-- Start --

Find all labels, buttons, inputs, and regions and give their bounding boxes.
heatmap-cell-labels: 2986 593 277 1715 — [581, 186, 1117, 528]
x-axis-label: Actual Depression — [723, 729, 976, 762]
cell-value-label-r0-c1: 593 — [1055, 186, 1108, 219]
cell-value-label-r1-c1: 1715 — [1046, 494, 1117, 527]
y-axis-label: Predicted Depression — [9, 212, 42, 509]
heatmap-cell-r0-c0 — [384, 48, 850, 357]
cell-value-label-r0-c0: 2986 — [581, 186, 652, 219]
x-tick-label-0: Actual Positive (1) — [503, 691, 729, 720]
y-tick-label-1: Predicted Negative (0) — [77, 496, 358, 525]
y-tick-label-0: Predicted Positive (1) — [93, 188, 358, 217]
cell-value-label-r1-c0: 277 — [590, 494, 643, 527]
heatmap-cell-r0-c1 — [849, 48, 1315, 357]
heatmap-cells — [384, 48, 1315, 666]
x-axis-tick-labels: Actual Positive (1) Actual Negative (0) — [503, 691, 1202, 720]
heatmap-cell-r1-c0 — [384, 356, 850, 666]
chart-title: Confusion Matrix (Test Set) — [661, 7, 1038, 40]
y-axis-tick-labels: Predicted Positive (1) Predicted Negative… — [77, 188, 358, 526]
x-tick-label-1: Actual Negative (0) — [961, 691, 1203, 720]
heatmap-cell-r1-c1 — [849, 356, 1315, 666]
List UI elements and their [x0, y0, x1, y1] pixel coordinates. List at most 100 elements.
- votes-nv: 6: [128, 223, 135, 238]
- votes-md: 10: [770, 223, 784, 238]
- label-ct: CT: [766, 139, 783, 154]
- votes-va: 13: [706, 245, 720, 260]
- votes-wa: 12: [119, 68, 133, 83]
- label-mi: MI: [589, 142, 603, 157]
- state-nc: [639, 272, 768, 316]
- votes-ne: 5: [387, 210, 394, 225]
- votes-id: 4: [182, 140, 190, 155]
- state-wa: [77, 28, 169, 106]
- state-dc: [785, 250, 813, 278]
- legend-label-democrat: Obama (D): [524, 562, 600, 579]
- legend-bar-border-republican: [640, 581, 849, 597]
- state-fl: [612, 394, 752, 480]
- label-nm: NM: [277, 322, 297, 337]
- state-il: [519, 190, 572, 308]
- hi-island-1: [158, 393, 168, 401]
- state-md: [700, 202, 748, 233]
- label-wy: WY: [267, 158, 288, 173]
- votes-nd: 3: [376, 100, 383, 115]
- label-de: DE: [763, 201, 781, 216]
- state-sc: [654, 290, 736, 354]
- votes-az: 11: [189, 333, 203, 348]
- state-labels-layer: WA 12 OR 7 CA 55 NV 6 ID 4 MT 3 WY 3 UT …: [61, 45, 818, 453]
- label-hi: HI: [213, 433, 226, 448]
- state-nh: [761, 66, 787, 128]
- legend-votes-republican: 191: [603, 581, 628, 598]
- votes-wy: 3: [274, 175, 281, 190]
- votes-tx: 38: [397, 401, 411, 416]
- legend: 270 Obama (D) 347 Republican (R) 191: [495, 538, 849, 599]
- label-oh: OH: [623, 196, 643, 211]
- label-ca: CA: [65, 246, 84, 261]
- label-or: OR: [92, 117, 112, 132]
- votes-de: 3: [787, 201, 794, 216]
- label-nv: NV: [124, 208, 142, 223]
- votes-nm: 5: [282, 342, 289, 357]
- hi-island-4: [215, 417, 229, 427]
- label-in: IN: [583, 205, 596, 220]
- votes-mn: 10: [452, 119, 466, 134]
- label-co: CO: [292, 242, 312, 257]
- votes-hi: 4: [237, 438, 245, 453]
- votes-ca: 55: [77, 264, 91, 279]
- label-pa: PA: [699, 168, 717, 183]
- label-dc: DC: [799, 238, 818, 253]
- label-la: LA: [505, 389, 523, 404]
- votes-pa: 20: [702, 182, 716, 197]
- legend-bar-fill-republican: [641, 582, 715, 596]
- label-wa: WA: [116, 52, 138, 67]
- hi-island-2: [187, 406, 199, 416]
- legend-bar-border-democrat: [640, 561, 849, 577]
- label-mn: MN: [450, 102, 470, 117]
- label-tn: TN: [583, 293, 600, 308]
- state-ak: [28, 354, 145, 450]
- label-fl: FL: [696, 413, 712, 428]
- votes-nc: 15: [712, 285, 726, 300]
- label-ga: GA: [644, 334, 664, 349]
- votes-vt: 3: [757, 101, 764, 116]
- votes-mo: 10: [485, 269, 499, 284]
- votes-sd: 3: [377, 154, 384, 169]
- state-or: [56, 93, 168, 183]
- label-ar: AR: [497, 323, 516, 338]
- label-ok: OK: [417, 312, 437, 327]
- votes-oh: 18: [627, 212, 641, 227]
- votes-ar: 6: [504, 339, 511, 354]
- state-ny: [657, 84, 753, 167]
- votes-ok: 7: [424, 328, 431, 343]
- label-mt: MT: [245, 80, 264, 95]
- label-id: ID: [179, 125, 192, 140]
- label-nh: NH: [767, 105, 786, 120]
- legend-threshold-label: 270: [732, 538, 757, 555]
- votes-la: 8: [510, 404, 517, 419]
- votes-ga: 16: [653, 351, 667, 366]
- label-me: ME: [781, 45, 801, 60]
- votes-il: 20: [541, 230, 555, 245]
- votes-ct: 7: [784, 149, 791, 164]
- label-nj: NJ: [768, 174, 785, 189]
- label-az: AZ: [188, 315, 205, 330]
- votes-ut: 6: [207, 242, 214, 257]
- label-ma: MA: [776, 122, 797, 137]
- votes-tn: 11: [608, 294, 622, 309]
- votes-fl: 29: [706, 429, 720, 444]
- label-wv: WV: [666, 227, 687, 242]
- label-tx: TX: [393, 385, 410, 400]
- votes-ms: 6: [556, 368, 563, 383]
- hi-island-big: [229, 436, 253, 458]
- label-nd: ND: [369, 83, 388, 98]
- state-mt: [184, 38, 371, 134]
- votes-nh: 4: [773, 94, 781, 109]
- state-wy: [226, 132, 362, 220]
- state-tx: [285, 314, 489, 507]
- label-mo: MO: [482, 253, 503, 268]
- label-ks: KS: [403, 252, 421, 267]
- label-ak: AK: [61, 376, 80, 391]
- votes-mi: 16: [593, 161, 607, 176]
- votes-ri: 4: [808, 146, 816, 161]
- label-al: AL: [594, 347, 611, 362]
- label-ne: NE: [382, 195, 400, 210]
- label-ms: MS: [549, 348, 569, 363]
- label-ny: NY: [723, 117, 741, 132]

-- End --

## Goal of the exercise
Copy out everything from the first line of the records down to the line containing "heatmap-cell-r1-c1 — [849, 356, 1315, 666]", with both ends included.

## Expected output
Find all labels, buttons, inputs, and regions and give their bounding boxes.
heatmap-cell-labels: 2986 593 277 1715 — [581, 186, 1117, 528]
x-axis-label: Actual Depression — [723, 729, 976, 762]
cell-value-label-r0-c1: 593 — [1055, 186, 1108, 219]
cell-value-label-r1-c1: 1715 — [1046, 494, 1117, 527]
y-axis-label: Predicted Depression — [9, 212, 42, 509]
heatmap-cell-r0-c0 — [384, 48, 850, 357]
cell-value-label-r0-c0: 2986 — [581, 186, 652, 219]
x-tick-label-0: Actual Positive (1) — [503, 691, 729, 720]
y-tick-label-1: Predicted Negative (0) — [77, 496, 358, 525]
y-tick-label-0: Predicted Positive (1) — [93, 188, 358, 217]
cell-value-label-r1-c0: 277 — [590, 494, 643, 527]
heatmap-cell-r0-c1 — [849, 48, 1315, 357]
heatmap-cells — [384, 48, 1315, 666]
x-axis-tick-labels: Actual Positive (1) Actual Negative (0) — [503, 691, 1202, 720]
heatmap-cell-r1-c0 — [384, 356, 850, 666]
chart-title: Confusion Matrix (Test Set) — [661, 7, 1038, 40]
y-axis-tick-labels: Predicted Positive (1) Predicted Negative… — [77, 188, 358, 526]
x-tick-label-1: Actual Negative (0) — [961, 691, 1203, 720]
heatmap-cell-r1-c1 — [849, 356, 1315, 666]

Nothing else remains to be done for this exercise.